> _DIRECTIONS FOR THIS TASK_
Lines containing "Stanford" are to be counted. Report the count alone.

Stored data
━━━━━━
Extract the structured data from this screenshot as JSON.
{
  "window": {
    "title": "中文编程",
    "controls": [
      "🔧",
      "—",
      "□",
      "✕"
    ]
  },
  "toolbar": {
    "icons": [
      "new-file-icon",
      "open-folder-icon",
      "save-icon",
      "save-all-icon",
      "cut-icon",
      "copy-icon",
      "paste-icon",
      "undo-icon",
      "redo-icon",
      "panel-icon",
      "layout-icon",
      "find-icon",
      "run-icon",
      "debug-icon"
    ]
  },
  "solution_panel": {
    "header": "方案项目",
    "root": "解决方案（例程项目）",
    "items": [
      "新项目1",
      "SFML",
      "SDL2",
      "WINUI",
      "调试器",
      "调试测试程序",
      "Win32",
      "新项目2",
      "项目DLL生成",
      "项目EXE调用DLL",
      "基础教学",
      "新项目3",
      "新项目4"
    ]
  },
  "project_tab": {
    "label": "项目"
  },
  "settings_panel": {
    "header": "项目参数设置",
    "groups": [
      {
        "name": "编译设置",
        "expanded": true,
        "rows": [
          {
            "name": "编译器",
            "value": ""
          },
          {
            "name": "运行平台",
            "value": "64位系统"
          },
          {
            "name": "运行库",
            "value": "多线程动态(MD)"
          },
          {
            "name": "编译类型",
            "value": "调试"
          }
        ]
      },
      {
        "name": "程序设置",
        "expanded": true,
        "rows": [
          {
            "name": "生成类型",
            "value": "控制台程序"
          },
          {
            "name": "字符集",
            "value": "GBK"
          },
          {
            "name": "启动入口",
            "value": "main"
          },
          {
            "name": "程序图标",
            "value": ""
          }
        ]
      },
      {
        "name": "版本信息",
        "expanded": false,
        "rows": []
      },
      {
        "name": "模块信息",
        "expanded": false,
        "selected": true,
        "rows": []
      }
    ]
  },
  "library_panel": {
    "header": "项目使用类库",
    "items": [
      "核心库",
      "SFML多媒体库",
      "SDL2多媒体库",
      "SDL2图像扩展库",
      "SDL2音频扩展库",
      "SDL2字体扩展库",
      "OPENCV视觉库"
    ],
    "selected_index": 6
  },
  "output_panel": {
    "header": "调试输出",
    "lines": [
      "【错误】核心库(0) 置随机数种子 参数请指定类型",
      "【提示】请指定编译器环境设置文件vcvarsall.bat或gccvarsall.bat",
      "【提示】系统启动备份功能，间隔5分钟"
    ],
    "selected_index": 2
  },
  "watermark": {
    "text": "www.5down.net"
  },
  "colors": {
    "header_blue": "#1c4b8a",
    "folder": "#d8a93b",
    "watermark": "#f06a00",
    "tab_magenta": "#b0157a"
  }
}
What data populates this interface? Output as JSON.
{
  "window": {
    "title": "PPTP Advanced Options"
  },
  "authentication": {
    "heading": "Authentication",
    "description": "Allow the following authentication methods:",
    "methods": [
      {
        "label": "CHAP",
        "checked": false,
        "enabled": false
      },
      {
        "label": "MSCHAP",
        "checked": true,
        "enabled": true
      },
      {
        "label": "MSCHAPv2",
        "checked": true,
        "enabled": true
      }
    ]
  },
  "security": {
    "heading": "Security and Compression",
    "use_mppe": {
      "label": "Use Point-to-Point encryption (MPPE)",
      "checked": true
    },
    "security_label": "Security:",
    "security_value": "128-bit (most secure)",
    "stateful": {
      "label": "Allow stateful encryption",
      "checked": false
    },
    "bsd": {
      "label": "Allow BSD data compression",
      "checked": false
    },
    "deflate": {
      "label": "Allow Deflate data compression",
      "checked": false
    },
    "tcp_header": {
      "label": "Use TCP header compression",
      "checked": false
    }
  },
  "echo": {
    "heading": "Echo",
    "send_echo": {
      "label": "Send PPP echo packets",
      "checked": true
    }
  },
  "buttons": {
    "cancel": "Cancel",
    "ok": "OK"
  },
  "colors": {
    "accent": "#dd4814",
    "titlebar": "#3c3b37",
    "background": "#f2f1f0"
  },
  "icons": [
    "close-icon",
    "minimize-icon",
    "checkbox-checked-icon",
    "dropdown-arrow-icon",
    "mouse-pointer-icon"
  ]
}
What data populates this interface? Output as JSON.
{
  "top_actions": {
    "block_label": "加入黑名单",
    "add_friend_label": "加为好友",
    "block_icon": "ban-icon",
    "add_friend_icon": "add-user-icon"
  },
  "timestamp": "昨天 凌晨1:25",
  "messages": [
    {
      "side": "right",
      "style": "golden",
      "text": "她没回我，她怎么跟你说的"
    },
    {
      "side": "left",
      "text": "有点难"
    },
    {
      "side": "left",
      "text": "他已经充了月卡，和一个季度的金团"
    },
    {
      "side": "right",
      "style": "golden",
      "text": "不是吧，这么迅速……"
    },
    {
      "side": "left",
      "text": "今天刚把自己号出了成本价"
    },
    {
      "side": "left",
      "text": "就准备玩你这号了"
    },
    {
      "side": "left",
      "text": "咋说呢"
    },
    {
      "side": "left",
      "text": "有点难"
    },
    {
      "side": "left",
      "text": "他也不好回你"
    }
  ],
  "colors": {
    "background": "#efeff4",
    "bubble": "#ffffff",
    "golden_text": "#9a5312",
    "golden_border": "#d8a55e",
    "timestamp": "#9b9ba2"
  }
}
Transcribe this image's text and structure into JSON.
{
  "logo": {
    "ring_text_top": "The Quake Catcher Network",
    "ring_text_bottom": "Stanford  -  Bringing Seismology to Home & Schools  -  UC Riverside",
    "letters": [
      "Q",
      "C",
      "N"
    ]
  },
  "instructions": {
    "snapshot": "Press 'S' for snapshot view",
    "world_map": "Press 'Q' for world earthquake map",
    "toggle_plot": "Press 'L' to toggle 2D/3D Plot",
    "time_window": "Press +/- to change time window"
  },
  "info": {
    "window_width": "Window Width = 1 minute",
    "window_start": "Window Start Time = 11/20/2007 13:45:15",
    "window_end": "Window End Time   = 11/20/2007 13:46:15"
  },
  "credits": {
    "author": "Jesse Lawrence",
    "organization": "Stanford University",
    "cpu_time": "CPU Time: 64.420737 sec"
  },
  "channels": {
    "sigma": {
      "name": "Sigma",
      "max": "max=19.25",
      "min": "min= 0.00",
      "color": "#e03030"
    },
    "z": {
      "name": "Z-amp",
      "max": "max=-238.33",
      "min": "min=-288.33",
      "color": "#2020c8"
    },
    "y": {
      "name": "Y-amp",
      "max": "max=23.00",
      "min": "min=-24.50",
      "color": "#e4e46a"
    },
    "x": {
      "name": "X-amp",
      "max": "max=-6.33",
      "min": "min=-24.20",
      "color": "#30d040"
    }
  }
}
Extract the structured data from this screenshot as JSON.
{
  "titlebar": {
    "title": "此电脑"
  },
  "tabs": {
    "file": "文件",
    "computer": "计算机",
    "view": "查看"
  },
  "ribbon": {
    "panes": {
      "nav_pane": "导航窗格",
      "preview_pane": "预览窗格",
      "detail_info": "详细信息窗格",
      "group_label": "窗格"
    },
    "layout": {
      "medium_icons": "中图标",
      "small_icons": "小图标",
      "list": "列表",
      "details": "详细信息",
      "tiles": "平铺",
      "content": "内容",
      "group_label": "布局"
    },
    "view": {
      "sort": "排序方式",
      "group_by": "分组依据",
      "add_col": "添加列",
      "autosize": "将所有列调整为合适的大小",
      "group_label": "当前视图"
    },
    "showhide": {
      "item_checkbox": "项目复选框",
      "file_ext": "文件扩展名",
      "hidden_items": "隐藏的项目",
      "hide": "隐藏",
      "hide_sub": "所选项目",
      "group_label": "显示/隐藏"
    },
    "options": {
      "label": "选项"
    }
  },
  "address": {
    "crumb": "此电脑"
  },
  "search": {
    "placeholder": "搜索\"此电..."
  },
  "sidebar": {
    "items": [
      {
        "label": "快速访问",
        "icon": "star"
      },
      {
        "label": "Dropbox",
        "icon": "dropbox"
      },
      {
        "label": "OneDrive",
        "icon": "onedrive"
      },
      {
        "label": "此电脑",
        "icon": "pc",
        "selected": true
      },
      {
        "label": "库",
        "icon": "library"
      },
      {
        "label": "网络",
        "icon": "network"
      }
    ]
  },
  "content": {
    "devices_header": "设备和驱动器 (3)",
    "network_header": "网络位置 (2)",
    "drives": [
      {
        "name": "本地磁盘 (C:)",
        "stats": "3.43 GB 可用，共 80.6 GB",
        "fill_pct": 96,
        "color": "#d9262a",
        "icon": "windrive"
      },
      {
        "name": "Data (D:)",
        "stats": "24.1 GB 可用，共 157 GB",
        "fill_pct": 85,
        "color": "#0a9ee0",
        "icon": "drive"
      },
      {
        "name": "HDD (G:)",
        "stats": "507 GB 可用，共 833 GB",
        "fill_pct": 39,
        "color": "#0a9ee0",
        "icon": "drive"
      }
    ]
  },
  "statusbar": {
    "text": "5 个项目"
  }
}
━━━━━━
> _THE REPLY_
2